[Figure contents as structured data]

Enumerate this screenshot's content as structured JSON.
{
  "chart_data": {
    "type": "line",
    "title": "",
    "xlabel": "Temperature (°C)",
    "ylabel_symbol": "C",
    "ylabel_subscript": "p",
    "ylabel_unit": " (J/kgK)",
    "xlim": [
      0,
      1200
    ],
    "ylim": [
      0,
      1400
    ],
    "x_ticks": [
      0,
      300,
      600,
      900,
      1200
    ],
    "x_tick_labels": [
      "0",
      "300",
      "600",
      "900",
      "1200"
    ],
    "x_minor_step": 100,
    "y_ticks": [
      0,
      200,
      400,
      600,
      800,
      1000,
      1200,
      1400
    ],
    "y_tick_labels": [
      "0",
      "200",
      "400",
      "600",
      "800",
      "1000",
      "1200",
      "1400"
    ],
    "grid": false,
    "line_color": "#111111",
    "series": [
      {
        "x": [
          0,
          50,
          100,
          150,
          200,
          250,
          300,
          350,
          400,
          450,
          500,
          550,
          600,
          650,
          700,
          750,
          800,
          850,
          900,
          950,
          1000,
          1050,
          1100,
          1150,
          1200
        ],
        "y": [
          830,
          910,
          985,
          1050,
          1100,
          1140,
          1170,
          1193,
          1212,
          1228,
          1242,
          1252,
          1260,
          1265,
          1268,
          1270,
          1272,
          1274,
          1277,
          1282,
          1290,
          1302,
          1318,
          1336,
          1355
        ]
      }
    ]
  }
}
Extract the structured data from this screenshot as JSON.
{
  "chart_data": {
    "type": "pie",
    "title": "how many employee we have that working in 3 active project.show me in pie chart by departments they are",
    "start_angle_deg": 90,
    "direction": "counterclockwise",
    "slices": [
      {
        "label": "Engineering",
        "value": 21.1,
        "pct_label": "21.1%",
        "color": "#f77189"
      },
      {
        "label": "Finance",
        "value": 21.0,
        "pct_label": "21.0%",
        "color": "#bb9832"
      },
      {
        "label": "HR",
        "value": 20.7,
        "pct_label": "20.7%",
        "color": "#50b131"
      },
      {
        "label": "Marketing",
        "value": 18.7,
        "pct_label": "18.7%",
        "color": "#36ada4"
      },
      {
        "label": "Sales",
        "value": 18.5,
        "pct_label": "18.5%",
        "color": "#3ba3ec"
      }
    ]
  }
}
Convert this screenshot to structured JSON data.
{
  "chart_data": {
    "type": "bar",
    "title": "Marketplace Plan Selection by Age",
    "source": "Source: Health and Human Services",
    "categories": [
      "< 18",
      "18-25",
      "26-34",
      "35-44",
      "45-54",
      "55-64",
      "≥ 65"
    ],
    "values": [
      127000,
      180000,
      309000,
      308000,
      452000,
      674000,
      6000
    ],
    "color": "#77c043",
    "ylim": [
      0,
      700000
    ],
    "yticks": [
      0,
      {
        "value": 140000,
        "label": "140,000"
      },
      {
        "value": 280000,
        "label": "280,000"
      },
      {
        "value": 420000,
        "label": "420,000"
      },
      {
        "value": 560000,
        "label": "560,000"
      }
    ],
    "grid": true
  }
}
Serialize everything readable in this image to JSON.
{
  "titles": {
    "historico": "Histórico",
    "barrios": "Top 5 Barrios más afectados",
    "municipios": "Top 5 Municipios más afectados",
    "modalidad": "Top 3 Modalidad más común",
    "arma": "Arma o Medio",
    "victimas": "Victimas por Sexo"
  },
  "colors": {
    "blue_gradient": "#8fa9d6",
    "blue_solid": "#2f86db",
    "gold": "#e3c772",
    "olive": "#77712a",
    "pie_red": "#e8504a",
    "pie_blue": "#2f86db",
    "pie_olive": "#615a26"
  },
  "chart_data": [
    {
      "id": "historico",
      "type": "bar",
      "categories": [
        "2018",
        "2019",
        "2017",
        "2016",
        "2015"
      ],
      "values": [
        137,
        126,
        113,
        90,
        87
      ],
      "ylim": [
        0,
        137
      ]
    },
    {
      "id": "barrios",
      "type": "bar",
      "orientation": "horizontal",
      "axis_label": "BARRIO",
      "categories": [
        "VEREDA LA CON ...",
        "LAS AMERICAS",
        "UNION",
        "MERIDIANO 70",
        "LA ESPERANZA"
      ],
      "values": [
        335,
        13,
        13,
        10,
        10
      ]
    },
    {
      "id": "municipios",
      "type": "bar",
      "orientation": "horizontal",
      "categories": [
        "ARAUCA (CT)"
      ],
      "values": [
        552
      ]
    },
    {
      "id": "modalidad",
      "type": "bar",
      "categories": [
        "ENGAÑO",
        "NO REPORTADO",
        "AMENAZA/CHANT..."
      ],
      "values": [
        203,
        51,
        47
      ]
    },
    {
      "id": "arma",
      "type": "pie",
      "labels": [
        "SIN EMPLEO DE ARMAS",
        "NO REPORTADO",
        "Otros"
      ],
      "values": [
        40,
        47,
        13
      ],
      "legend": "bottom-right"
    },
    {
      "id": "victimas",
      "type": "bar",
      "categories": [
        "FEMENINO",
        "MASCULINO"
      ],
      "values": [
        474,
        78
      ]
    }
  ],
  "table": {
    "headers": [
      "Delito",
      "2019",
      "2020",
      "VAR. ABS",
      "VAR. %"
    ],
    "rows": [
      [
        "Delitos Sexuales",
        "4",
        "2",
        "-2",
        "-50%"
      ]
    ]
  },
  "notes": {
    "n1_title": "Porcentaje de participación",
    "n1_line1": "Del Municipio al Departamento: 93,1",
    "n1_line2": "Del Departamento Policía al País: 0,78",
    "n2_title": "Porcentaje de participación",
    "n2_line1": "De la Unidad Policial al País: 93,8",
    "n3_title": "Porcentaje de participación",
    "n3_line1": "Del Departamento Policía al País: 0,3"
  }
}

» **SET EXERCISE**
Look through the entries above and list every line containing "Porcentaje".

» **ANSWER TO THE PROBLEM**
    "n1_title": "Porcentaje de participación",
    "n2_title": "Porcentaje de participación",
    "n3_title": "Porcentaje de participación",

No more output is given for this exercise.